* Start *
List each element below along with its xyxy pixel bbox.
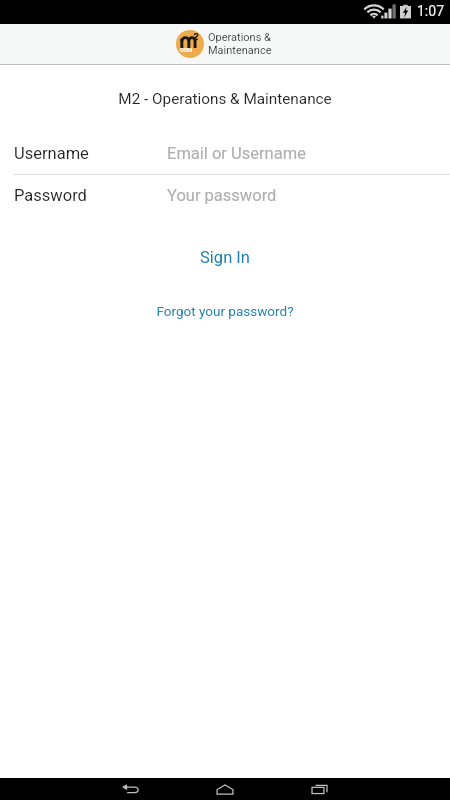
- button[interactable]: Recent apps: [295, 778, 343, 800]
- button[interactable]: Home: [201, 778, 249, 800]
- staticText: OSM: [180, 47, 192, 53]
- button[interactable]: Back: [106, 778, 154, 800]
- staticText: 1:07: [417, 3, 444, 19]
- staticText: Username: [14, 144, 167, 163]
- button[interactable]: Sign In: [0, 243, 450, 272]
- button[interactable]: OSM: [176, 30, 272, 58]
- staticText: Email or Username: [167, 144, 306, 163]
- staticText: Operations &: [208, 31, 271, 44]
- staticText: Forgot your password?: [156, 303, 294, 319]
- staticText: M2 - Operations & Maintenance: [0, 90, 450, 108]
- staticText: Password: [14, 186, 167, 205]
- staticText: Sign In: [200, 248, 250, 267]
- staticText: Your password: [167, 186, 277, 205]
- staticText: Maintenance: [208, 44, 272, 57]
- button[interactable]: Forgot your password?: [0, 298, 450, 324]
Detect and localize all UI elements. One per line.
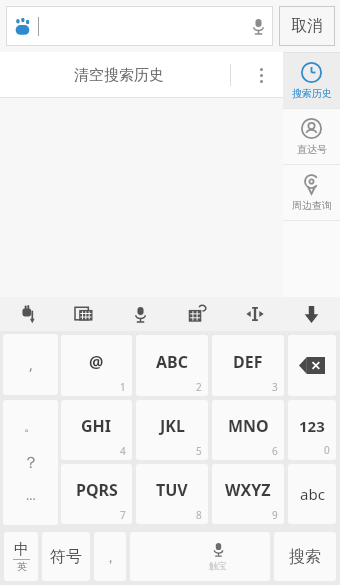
staticText: 4 xyxy=(120,444,126,458)
staticText: DEF xyxy=(233,351,263,373)
staticText: 3 xyxy=(272,380,278,394)
button[interactable]: JKL xyxy=(136,400,208,460)
button[interactable]: WXYZ xyxy=(212,464,284,524)
button[interactable]: @ xyxy=(61,335,132,396)
staticText: GHI xyxy=(81,415,112,437)
button[interactable]: 收起键盘 xyxy=(283,297,340,331)
button[interactable]: 符号 xyxy=(42,532,90,581)
staticText: ··· xyxy=(26,491,36,507)
button[interactable]: ABC xyxy=(136,335,208,396)
staticText: 8 xyxy=(196,508,202,522)
staticText: WXYZ xyxy=(225,479,271,501)
staticText: 直达号 xyxy=(297,143,327,156)
staticText: ？ xyxy=(23,453,39,473)
staticText: @ xyxy=(89,351,104,373)
staticText: 2 xyxy=(196,380,202,394)
button[interactable]: PQRS xyxy=(61,464,132,524)
button[interactable]: DEF xyxy=(212,335,284,396)
staticText: TUV xyxy=(156,479,188,501)
staticText: 0 xyxy=(324,443,330,457)
button[interactable]: 更多 xyxy=(239,52,283,98)
button[interactable]: 取消 xyxy=(279,6,335,46)
button[interactable]: 123 xyxy=(288,400,336,460)
staticText: 6 xyxy=(272,444,278,458)
staticText: abc xyxy=(300,484,325,504)
button[interactable]: 光标移动 xyxy=(226,297,283,331)
staticText: 清空搜索历史 xyxy=(74,66,164,85)
staticText: 触宝 xyxy=(209,560,227,571)
staticText: 123 xyxy=(299,416,325,436)
staticText: 中 xyxy=(14,540,29,559)
button[interactable]: 周边查询 xyxy=(283,165,340,220)
staticText: 9 xyxy=(272,508,278,522)
button[interactable]: 。 xyxy=(3,400,58,525)
staticText: 取消 xyxy=(291,16,323,36)
button[interactable]: 键盘设置 xyxy=(169,297,226,331)
button[interactable]: 清空搜索历史 xyxy=(0,52,283,98)
staticText: 英 xyxy=(17,560,27,573)
button[interactable]: 空格 语音 xyxy=(130,532,270,581)
button[interactable]: abc xyxy=(288,464,336,524)
button[interactable]: 直达号 xyxy=(283,109,340,164)
button[interactable]: ， xyxy=(94,532,126,581)
button[interactable]: 手写 xyxy=(0,297,56,331)
staticText: 符号 xyxy=(50,547,82,567)
staticText: ， xyxy=(104,549,117,565)
button[interactable]: 键盘布局 xyxy=(56,297,112,331)
button[interactable]: 退格 xyxy=(288,335,336,396)
staticText: 搜索历史 xyxy=(292,87,332,100)
button[interactable]: , xyxy=(3,334,58,395)
staticText: ABC xyxy=(156,351,188,373)
staticText: , xyxy=(29,355,33,374)
button[interactable]: 搜索 xyxy=(274,532,336,581)
button[interactable]: 中 xyxy=(4,532,38,581)
staticText: 1 xyxy=(120,380,126,394)
button[interactable]: MNO xyxy=(212,400,284,460)
staticText: 。 xyxy=(24,418,37,434)
staticText: 周边查询 xyxy=(292,199,332,212)
button[interactable]: TUV xyxy=(136,464,208,524)
staticText: MNO xyxy=(228,415,269,437)
button[interactable]: GHI xyxy=(61,400,132,460)
staticText: PQRS xyxy=(76,479,118,501)
staticText: 搜索 xyxy=(289,547,321,567)
staticText: JKL xyxy=(160,415,185,437)
button[interactable]: 搜索历史 xyxy=(283,53,340,108)
button[interactable]: 语音输入 xyxy=(112,297,169,331)
staticText: 7 xyxy=(120,508,126,522)
staticText: 5 xyxy=(196,444,202,458)
button[interactable] xyxy=(6,6,273,46)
* End *
- _PROBLEM DETAILS_
Copy every line of the records above verbatim, omitting only the pictures.

- _FINAL RESULT_
List each element below along with its xyxy pixel bbox.
- button[interactable]: Recent apps: [295, 778, 343, 800]
- button[interactable]: Home: [201, 778, 249, 800]
- staticText: OSM: [180, 47, 192, 53]
- button[interactable]: Back: [106, 778, 154, 800]
- staticText: 1:07: [417, 3, 444, 19]
- staticText: Username: [14, 144, 167, 163]
- button[interactable]: Sign In: [0, 243, 450, 272]
- button[interactable]: OSM: [176, 30, 272, 58]
- staticText: Email or Username: [167, 144, 306, 163]
- staticText: Operations &: [208, 31, 271, 44]
- staticText: Forgot your password?: [156, 303, 294, 319]
- staticText: M2 - Operations & Maintenance: [0, 90, 450, 108]
- staticText: Password: [14, 186, 167, 205]
- staticText: Sign In: [200, 248, 250, 267]
- staticText: Your password: [167, 186, 277, 205]
- staticText: Maintenance: [208, 44, 272, 57]
- button[interactable]: Forgot your password?: [0, 298, 450, 324]
Detect and localize all UI elements. One per line.
staticText: 4 xyxy=(120,444,126,458)
staticText: DEF xyxy=(233,351,263,373)
staticText: 3 xyxy=(272,380,278,394)
button[interactable]: JKL xyxy=(136,400,208,460)
button[interactable]: WXYZ xyxy=(212,464,284,524)
button[interactable]: @ xyxy=(61,335,132,396)
staticText: GHI xyxy=(81,415,112,437)
button[interactable]: 收起键盘 xyxy=(283,297,340,331)
button[interactable]: 符号 xyxy=(42,532,90,581)
staticText: ··· xyxy=(26,491,36,507)
button[interactable]: ABC xyxy=(136,335,208,396)
staticText: 8 xyxy=(196,508,202,522)
staticText: WXYZ xyxy=(225,479,271,501)
staticText: 直达号 xyxy=(297,143,327,156)
staticText: ？ xyxy=(23,453,39,473)
staticText: @ xyxy=(89,351,104,373)
staticText: 2 xyxy=(196,380,202,394)
button[interactable]: PQRS xyxy=(61,464,132,524)
button[interactable]: DEF xyxy=(212,335,284,396)
staticText: TUV xyxy=(156,479,188,501)
staticText: 0 xyxy=(324,443,330,457)
button[interactable]: 更多 xyxy=(239,52,283,98)
button[interactable]: 取消 xyxy=(279,6,335,46)
button[interactable]: 123 xyxy=(288,400,336,460)
staticText: 6 xyxy=(272,444,278,458)
staticText: abc xyxy=(300,484,325,504)
button[interactable]: 光标移动 xyxy=(226,297,283,331)
staticText: 清空搜索历史 xyxy=(74,66,164,85)
staticText: 触宝 xyxy=(209,560,227,571)
staticText: 123 xyxy=(299,416,325,436)
staticText: 中 xyxy=(14,540,29,559)
button[interactable]: 周边查询 xyxy=(283,165,340,220)
staticText: 9 xyxy=(272,508,278,522)
button[interactable]: 。 xyxy=(3,400,58,525)
staticText: 取消 xyxy=(291,16,323,36)
button[interactable]: 键盘设置 xyxy=(169,297,226,331)
button[interactable]: 清空搜索历史 xyxy=(0,52,283,98)
staticText: 英 xyxy=(17,560,27,573)
button[interactable]: 空格 语音 xyxy=(130,532,270,581)
button[interactable]: abc xyxy=(288,464,336,524)
button[interactable]: 直达号 xyxy=(283,109,340,164)
button[interactable]: ， xyxy=(94,532,126,581)
button[interactable]: 手写 xyxy=(0,297,56,331)
staticText: 符号 xyxy=(50,547,82,567)
staticText: ， xyxy=(104,549,117,565)
button[interactable]: 键盘布局 xyxy=(56,297,112,331)
button[interactable]: 退格 xyxy=(288,335,336,396)
staticText: 搜索历史 xyxy=(292,87,332,100)
button[interactable]: , xyxy=(3,334,58,395)
staticText: ABC xyxy=(156,351,188,373)
staticText: , xyxy=(29,355,33,374)
button[interactable]: 搜索 xyxy=(274,532,336,581)
button[interactable]: 中 xyxy=(4,532,38,581)
staticText: 1 xyxy=(120,380,126,394)
button[interactable]: MNO xyxy=(212,400,284,460)
staticText: 。 xyxy=(24,418,37,434)
staticText: 周边查询 xyxy=(292,199,332,212)
button[interactable]: TUV xyxy=(136,464,208,524)
staticText: MNO xyxy=(228,415,269,437)
button[interactable]: GHI xyxy=(61,400,132,460)
staticText: PQRS xyxy=(76,479,118,501)
staticText: 搜索 xyxy=(289,547,321,567)
staticText: JKL xyxy=(160,415,185,437)
button[interactable]: 搜索历史 xyxy=(283,53,340,108)
button[interactable]: 语音输入 xyxy=(112,297,169,331)
staticText: 7 xyxy=(120,508,126,522)
staticText: 5 xyxy=(196,444,202,458)
button[interactable] xyxy=(6,6,273,46)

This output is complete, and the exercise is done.